Return each line of the data below verbatim; pictures are to be left out.
>> start DATA
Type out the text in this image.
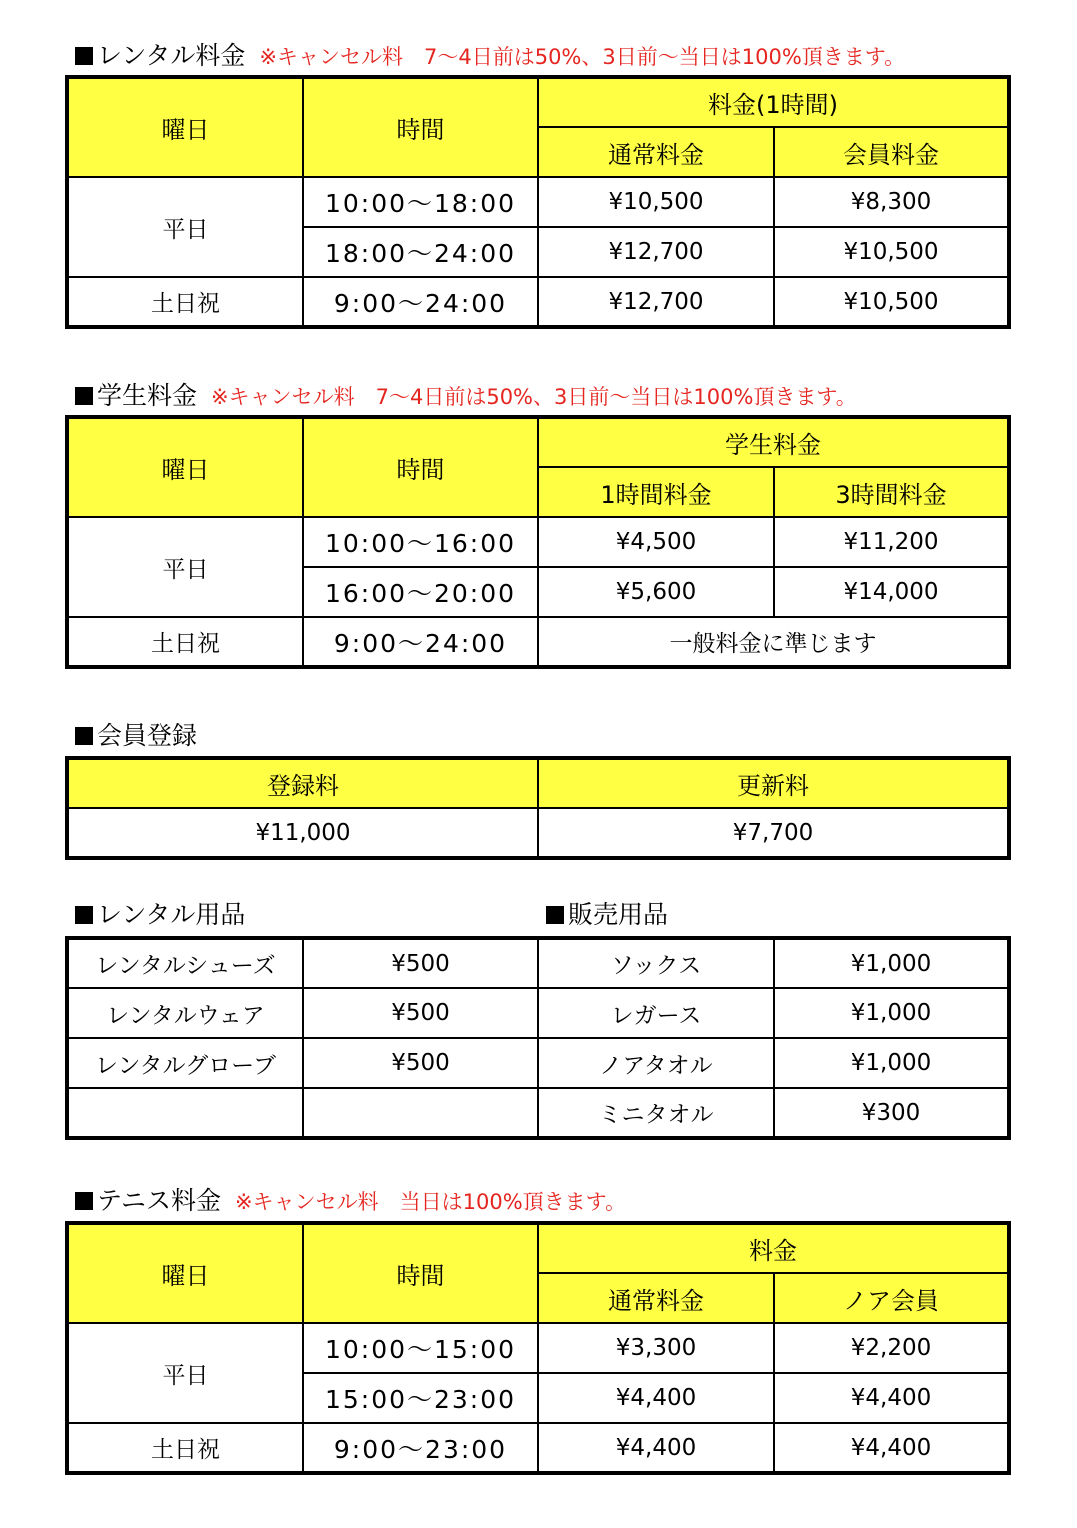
レンタル料金 ※キャンセル料　7～4日前は50%、3日前～当日は100%頂きます。
曜日	時間	料金(1時間)	
		通常料金	会員料金
平日	10:00～18:00	¥10,500	¥8,300
	18:00～24:00	¥12,700	¥10,500
土日祝	9:00～24:00	¥12,700	¥10,500
学生料金 ※キャンセル料　7～4日前は50%、3日前～当日は100%頂きます。
曜日	時間	学生料金	
		1時間料金	3時間料金
平日	10:00～16:00	¥4,500	¥11,200
	16:00～20:00	¥5,600	¥14,000
土日祝	9:00～24:00	一般料金に準じます	
会員登録
登録料	更新料
¥11,000	¥7,700
レンタル用品	販売用品
レンタルシューズ	¥500	ソックス	¥1,000
レンタルウェア	¥500	レガース	¥1,000
レンタルグローブ	¥500	ノアタオル	¥1,000
		ミニタオル	¥300
テニス料金 ※キャンセル料　当日は100%頂きます。
曜日	時間	料金	
		通常料金	ノア会員
平日	10:00～15:00	¥3,300	¥2,200
	15:00～23:00	¥4,400	¥4,400
土日祝	9:00～23:00	¥4,400	¥4,400
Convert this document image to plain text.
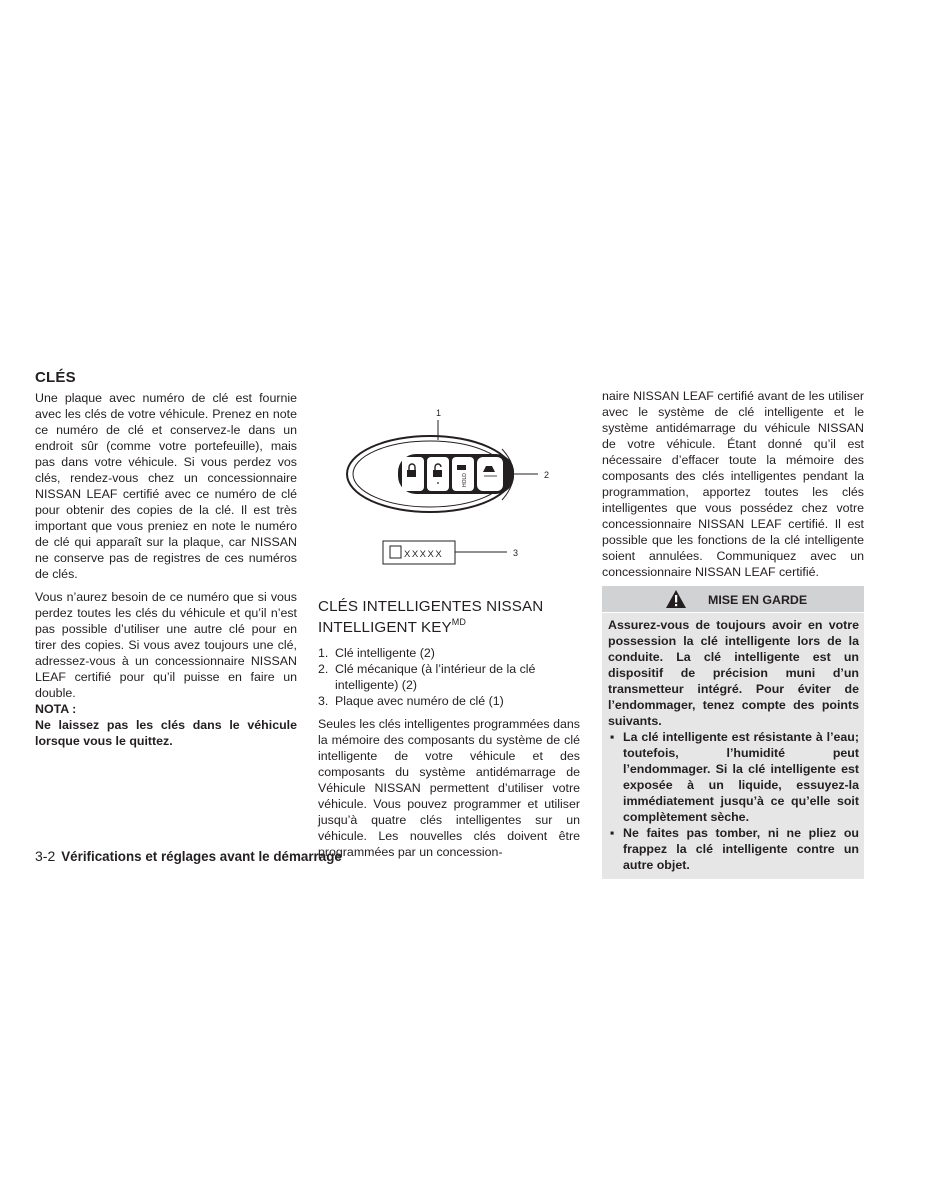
CLÉS

Une plaque avec numéro de clé est fournie avec les clés de votre véhicule. Prenez en note ce numéro de clé et conservez-le dans un endroit sûr (comme votre portefeuille), mais pas dans votre véhicule. Si vous perdez vos clés, rendez-vous chez un concessionnaire NISSAN LEAF certifié avec ce numéro de clé pour obtenir des copies de la clé. Il est très important que vous preniez en note le numéro de clé qui apparaît sur la plaque, car NISSAN ne conserve pas de registres de ces numéros de clés.

Vous n’aurez besoin de ce numéro que si vous perdez toutes les clés du véhicule et qu’il n’est pas possible d’utiliser une autre clé pour en tirer des copies. Si vous avez toujours une clé, adressez-vous à un concessionnaire NISSAN LEAF certifié pour qu’il puisse en faire un double.

NOTA :

Ne laissez pas les clés dans le véhicule lorsque vous le quittez.

1
HOLD	2
XXXXX	3
CLÉS INTELLIGENTES NISSAN INTELLIGENT $KEY^{MD}$
1. Clé intelligente (2)
2. Clé mécanique (à l’intérieur de la clé intelligente) (2)
3. Plaque avec numéro de clé (1)

Seules les clés intelligentes programmées dans la mémoire des composants du système de clé intelligente de votre véhicule et des composants du système antidémarrage de Véhicule NISSAN permettent d’utiliser votre véhicule. Vous pouvez programmer et utiliser jusqu’à quatre clés intelligentes sur un véhicule. Les nouvelles clés doivent être programmées par un concession-

naire NISSAN LEAF certifié avant de les utiliser avec le système de clé intelligente et le système antidémarrage du véhicule NISSAN de votre véhicule. Étant donné qu’il est nécessaire d’effacer toute la mémoire des composants des clés intelligentes pendant la programmation, apportez toutes les clés intelligentes que vous possédez chez votre concessionnaire NISSAN LEAF certifié. Il est possible que les fonctions de la clé intelligente soient annulées. Communiquez avec un concessionnaire NISSAN LEAF certifié.

MISE EN GARDE

Assurez-vous de toujours avoir en votre possession la clé intelligente lors de la conduite. La clé intelligente est un dispositif de précision muni d’un transmetteur intégré. Pour éviter de l’endommager, tenez compte des points suivants.

▪ La clé intelligente est résistante à l’eau; toutefois, l’humidité peut l’endommager. Si la clé intelligente est exposée à un liquide, essuyez-la immédiatement jusqu’à ce qu’elle soit complètement sèche.
▪ Ne faites pas tomber, ni ne pliez ou frappez la clé intelligente contre un autre objet.
3-2 Vérifications et réglages avant le démarrage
>> end DATA
• **SOLUTION TO THIS EXERCISE**:
Type out the text in this image.
レンタル料金 ※キャンセル料　7～4日前は50%、3日前～当日は100%頂きます。
曜日	時間	料金(1時間)	
		通常料金	会員料金
平日	10:00～18:00	¥10,500	¥8,300
	18:00～24:00	¥12,700	¥10,500
土日祝	9:00～24:00	¥12,700	¥10,500
学生料金 ※キャンセル料　7～4日前は50%、3日前～当日は100%頂きます。
曜日	時間	学生料金	
		1時間料金	3時間料金
平日	10:00～16:00	¥4,500	¥11,200
	16:00～20:00	¥5,600	¥14,000
土日祝	9:00～24:00	一般料金に準じます	
会員登録
登録料	更新料
¥11,000	¥7,700
レンタル用品	販売用品
レンタルシューズ	¥500	ソックス	¥1,000
レンタルウェア	¥500	レガース	¥1,000
レンタルグローブ	¥500	ノアタオル	¥1,000
		ミニタオル	¥300
テニス料金 ※キャンセル料　当日は100%頂きます。
曜日	時間	料金	
		通常料金	ノア会員
平日	10:00～15:00	¥3,300	¥2,200
	15:00～23:00	¥4,400	¥4,400
土日祝	9:00～23:00	¥4,400	¥4,400
Convert this document image to plain text.
CLÉS

Une plaque avec numéro de clé est fournie avec les clés de votre véhicule. Prenez en note ce numéro de clé et conservez-le dans un endroit sûr (comme votre portefeuille), mais pas dans votre véhicule. Si vous perdez vos clés, rendez-vous chez un concessionnaire NISSAN LEAF certifié avec ce numéro de clé pour obtenir des copies de la clé. Il est très important que vous preniez en note le numéro de clé qui apparaît sur la plaque, car NISSAN ne conserve pas de registres de ces numéros de clés.

Vous n’aurez besoin de ce numéro que si vous perdez toutes les clés du véhicule et qu’il n’est pas possible d’utiliser une autre clé pour en tirer des copies. Si vous avez toujours une clé, adressez-vous à un concessionnaire NISSAN LEAF certifié pour qu’il puisse en faire un double.

NOTA :

Ne laissez pas les clés dans le véhicule lorsque vous le quittez.

1
HOLD	2
XXXXX	3
CLÉS INTELLIGENTES NISSAN INTELLIGENT $KEY^{MD}$
1. Clé intelligente (2)
2. Clé mécanique (à l’intérieur de la clé intelligente) (2)
3. Plaque avec numéro de clé (1)

Seules les clés intelligentes programmées dans la mémoire des composants du système de clé intelligente de votre véhicule et des composants du système antidémarrage de Véhicule NISSAN permettent d’utiliser votre véhicule. Vous pouvez programmer et utiliser jusqu’à quatre clés intelligentes sur un véhicule. Les nouvelles clés doivent être programmées par un concession-

naire NISSAN LEAF certifié avant de les utiliser avec le système de clé intelligente et le système antidémarrage du véhicule NISSAN de votre véhicule. Étant donné qu’il est nécessaire d’effacer toute la mémoire des composants des clés intelligentes pendant la programmation, apportez toutes les clés intelligentes que vous possédez chez votre concessionnaire NISSAN LEAF certifié. Il est possible que les fonctions de la clé intelligente soient annulées. Communiquez avec un concessionnaire NISSAN LEAF certifié.

MISE EN GARDE

Assurez-vous de toujours avoir en votre possession la clé intelligente lors de la conduite. La clé intelligente est un dispositif de précision muni d’un transmetteur intégré. Pour éviter de l’endommager, tenez compte des points suivants.

▪ La clé intelligente est résistante à l’eau; toutefois, l’humidité peut l’endommager. Si la clé intelligente est exposée à un liquide, essuyez-la immédiatement jusqu’à ce qu’elle soit complètement sèche.
▪ Ne faites pas tomber, ni ne pliez ou frappez la clé intelligente contre un autre objet.
3-2 Vérifications et réglages avant le démarrage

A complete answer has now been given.